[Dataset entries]
+===+
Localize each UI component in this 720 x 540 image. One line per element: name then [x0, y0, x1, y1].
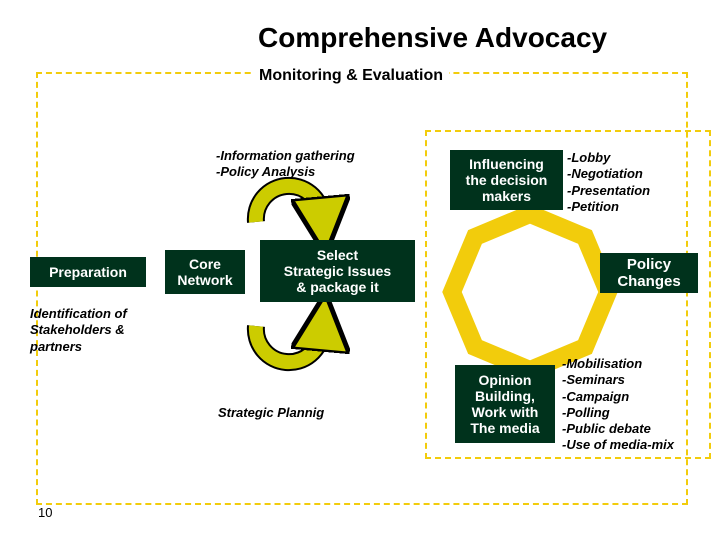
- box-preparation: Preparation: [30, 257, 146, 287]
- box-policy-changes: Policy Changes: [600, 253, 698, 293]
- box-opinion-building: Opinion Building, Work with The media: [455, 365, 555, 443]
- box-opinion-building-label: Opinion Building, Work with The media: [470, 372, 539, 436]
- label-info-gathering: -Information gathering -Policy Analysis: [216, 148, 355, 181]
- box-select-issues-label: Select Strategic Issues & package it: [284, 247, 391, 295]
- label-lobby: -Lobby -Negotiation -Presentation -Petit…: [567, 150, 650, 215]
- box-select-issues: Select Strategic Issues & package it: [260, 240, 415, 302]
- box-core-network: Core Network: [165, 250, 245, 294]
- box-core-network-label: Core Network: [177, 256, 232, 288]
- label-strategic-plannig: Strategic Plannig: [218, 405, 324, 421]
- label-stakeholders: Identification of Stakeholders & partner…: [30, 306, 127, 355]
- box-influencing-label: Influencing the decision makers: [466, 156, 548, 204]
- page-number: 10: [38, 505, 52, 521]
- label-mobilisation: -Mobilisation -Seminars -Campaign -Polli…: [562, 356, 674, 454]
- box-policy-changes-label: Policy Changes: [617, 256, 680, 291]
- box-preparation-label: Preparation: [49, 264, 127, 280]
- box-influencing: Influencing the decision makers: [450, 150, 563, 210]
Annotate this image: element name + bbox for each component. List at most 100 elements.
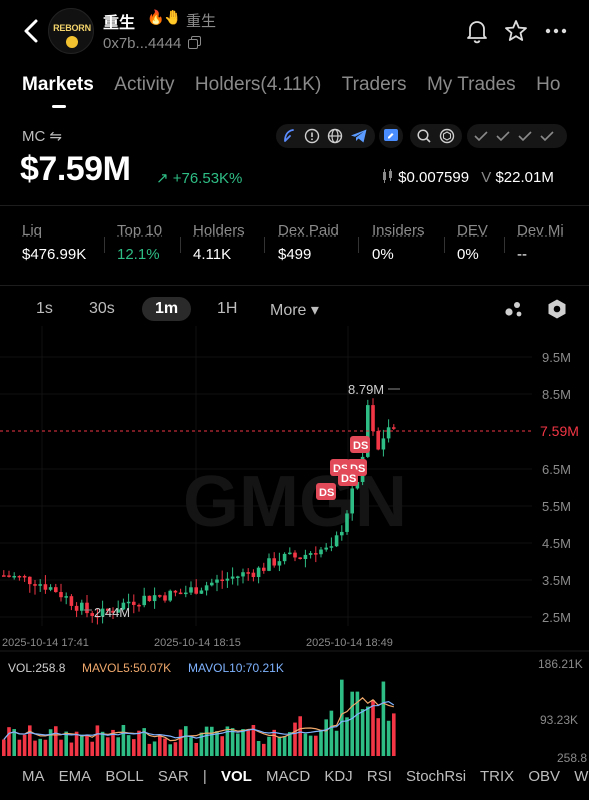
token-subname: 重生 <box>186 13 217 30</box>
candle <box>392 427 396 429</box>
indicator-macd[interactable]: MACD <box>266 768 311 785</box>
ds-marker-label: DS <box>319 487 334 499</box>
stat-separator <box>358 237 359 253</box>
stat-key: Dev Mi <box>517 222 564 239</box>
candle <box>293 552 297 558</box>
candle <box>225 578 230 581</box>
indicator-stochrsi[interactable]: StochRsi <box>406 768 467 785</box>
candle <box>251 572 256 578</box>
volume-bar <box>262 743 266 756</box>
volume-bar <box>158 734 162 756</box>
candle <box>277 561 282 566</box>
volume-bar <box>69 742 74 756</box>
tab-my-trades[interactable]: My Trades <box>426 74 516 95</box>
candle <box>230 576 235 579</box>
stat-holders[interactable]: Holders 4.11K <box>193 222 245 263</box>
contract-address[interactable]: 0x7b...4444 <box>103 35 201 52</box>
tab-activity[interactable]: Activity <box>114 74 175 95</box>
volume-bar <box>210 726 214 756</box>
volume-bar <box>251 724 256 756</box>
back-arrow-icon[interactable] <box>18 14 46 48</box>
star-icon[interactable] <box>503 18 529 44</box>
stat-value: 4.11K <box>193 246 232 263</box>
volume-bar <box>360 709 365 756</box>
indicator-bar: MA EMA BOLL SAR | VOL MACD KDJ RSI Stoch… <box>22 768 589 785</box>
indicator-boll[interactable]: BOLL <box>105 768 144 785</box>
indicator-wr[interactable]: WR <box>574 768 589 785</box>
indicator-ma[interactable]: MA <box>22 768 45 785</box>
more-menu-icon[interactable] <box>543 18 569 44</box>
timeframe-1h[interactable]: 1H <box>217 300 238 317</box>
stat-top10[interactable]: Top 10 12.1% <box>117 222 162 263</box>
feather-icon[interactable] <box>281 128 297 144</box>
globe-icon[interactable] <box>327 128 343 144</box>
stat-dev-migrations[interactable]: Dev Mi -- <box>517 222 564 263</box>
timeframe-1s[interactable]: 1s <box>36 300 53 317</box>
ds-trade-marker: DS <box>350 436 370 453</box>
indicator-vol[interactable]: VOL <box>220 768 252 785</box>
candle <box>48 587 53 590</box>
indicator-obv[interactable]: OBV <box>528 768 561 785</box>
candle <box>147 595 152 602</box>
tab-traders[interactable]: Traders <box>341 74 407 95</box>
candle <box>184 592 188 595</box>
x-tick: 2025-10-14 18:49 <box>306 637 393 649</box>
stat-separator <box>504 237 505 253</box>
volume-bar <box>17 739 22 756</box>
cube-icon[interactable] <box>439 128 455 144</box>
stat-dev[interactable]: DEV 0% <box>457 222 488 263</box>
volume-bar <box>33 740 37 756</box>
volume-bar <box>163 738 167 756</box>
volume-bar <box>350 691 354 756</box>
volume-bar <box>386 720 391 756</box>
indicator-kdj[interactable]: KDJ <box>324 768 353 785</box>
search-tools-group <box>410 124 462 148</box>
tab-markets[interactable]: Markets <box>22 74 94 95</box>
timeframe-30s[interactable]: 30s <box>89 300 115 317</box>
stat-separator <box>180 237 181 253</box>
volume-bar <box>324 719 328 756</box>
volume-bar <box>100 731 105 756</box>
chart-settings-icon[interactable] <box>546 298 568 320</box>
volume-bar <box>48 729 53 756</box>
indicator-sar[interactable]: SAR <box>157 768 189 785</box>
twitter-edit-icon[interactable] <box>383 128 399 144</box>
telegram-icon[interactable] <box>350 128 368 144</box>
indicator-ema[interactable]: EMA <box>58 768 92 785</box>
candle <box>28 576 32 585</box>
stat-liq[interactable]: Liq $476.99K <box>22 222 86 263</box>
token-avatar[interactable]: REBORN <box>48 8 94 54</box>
+===+
# [TASK REQUIREMENTS]
Could you reproduce the listing with every "Core Network" replaced by "Central Network", keeping everything else the same and omitting the pictures?

# [TASK OUTPUT]
Localize each UI component in this 720 x 540 image. One line per element: name then [x0, y0, x1, y1].
- box-preparation: Preparation: [30, 257, 146, 287]
- box-policy-changes: Policy Changes: [600, 253, 698, 293]
- box-opinion-building: Opinion Building, Work with The media: [455, 365, 555, 443]
- box-opinion-building-label: Opinion Building, Work with The media: [470, 372, 539, 436]
- label-info-gathering: -Information gathering -Policy Analysis: [216, 148, 355, 181]
- box-select-issues-label: Select Strategic Issues & package it: [284, 247, 391, 295]
- label-lobby: -Lobby -Negotiation -Presentation -Petit…: [567, 150, 650, 215]
- box-select-issues: Select Strategic Issues & package it: [260, 240, 415, 302]
- box-core-network: Central Network: [165, 250, 245, 294]
- box-core-network-label: Central Network: [177, 256, 232, 288]
- label-strategic-plannig: Strategic Plannig: [218, 405, 324, 421]
- label-stakeholders: Identification of Stakeholders & partner…: [30, 306, 127, 355]
- box-influencing-label: Influencing the decision makers: [466, 156, 548, 204]
- page-number: 10: [38, 505, 52, 521]
- label-mobilisation: -Mobilisation -Seminars -Campaign -Polli…: [562, 356, 674, 454]
- box-policy-changes-label: Policy Changes: [617, 256, 680, 291]
- box-preparation-label: Preparation: [49, 264, 127, 280]
- box-influencing: Influencing the decision makers: [450, 150, 563, 210]
Annotate this image: element name + bbox for each component. List at most 100 elements.
token-subname: 重生 <box>186 13 217 30</box>
candle <box>392 427 396 429</box>
indicator-macd[interactable]: MACD <box>266 768 311 785</box>
ds-marker-label: DS <box>319 487 334 499</box>
stat-separator <box>358 237 359 253</box>
stat-key: Dev Mi <box>517 222 564 239</box>
candle <box>293 552 297 558</box>
candle <box>225 578 230 581</box>
indicator-stochrsi[interactable]: StochRsi <box>406 768 467 785</box>
candle <box>251 572 256 578</box>
volume-bar <box>262 743 266 756</box>
volume-bar <box>158 734 162 756</box>
candle <box>277 561 282 566</box>
volume-bar <box>69 742 74 756</box>
tab-my-trades[interactable]: My Trades <box>426 74 516 95</box>
candle <box>230 576 235 579</box>
stat-holders[interactable]: Holders 4.11K <box>193 222 245 263</box>
contract-address[interactable]: 0x7b...4444 <box>103 35 201 52</box>
tab-activity[interactable]: Activity <box>114 74 175 95</box>
volume-bar <box>210 726 214 756</box>
volume-bar <box>251 724 256 756</box>
back-arrow-icon[interactable] <box>18 14 46 48</box>
star-icon[interactable] <box>503 18 529 44</box>
stat-value: 4.11K <box>193 246 232 263</box>
volume-bar <box>360 709 365 756</box>
indicator-bar: MA EMA BOLL SAR | VOL MACD KDJ RSI Stoch… <box>22 768 589 785</box>
indicator-boll[interactable]: BOLL <box>105 768 144 785</box>
indicator-wr[interactable]: WR <box>574 768 589 785</box>
indicator-ma[interactable]: MA <box>22 768 45 785</box>
more-menu-icon[interactable] <box>543 18 569 44</box>
timeframe-1h[interactable]: 1H <box>217 300 238 317</box>
stat-top10[interactable]: Top 10 12.1% <box>117 222 162 263</box>
feather-icon[interactable] <box>281 128 297 144</box>
globe-icon[interactable] <box>327 128 343 144</box>
stat-dev-migrations[interactable]: Dev Mi -- <box>517 222 564 263</box>
timeframe-1s[interactable]: 1s <box>36 300 53 317</box>
ds-trade-marker: DS <box>350 436 370 453</box>
indicator-vol[interactable]: VOL <box>220 768 252 785</box>
candle <box>48 587 53 590</box>
indicator-obv[interactable]: OBV <box>528 768 561 785</box>
candle <box>147 595 152 602</box>
tab-traders[interactable]: Traders <box>341 74 407 95</box>
candle <box>184 592 188 595</box>
x-tick: 2025-10-14 18:49 <box>306 637 393 649</box>
stat-separator <box>504 237 505 253</box>
volume-bar <box>17 739 22 756</box>
cube-icon[interactable] <box>439 128 455 144</box>
stat-dev[interactable]: DEV 0% <box>457 222 488 263</box>
volume-bar <box>33 740 37 756</box>
volume-bar <box>163 738 167 756</box>
volume-bar <box>350 691 354 756</box>
volume-bar <box>386 720 391 756</box>
indicator-kdj[interactable]: KDJ <box>324 768 353 785</box>
search-tools-group <box>410 124 462 148</box>
tab-markets[interactable]: Markets <box>22 74 94 95</box>
timeframe-30s[interactable]: 30s <box>89 300 115 317</box>
stat-separator <box>180 237 181 253</box>
volume-bar <box>324 719 328 756</box>
volume-bar <box>100 731 105 756</box>
chart-settings-icon[interactable] <box>546 298 568 320</box>
volume-bar <box>48 729 53 756</box>
indicator-sar[interactable]: SAR <box>157 768 189 785</box>
twitter-edit-icon[interactable] <box>383 128 399 144</box>
telegram-icon[interactable] <box>350 128 368 144</box>
indicator-ema[interactable]: EMA <box>58 768 92 785</box>
candle <box>28 576 32 585</box>
stat-liq[interactable]: Liq $476.99K <box>22 222 86 263</box>
token-avatar[interactable]: REBORN <box>48 8 94 54</box>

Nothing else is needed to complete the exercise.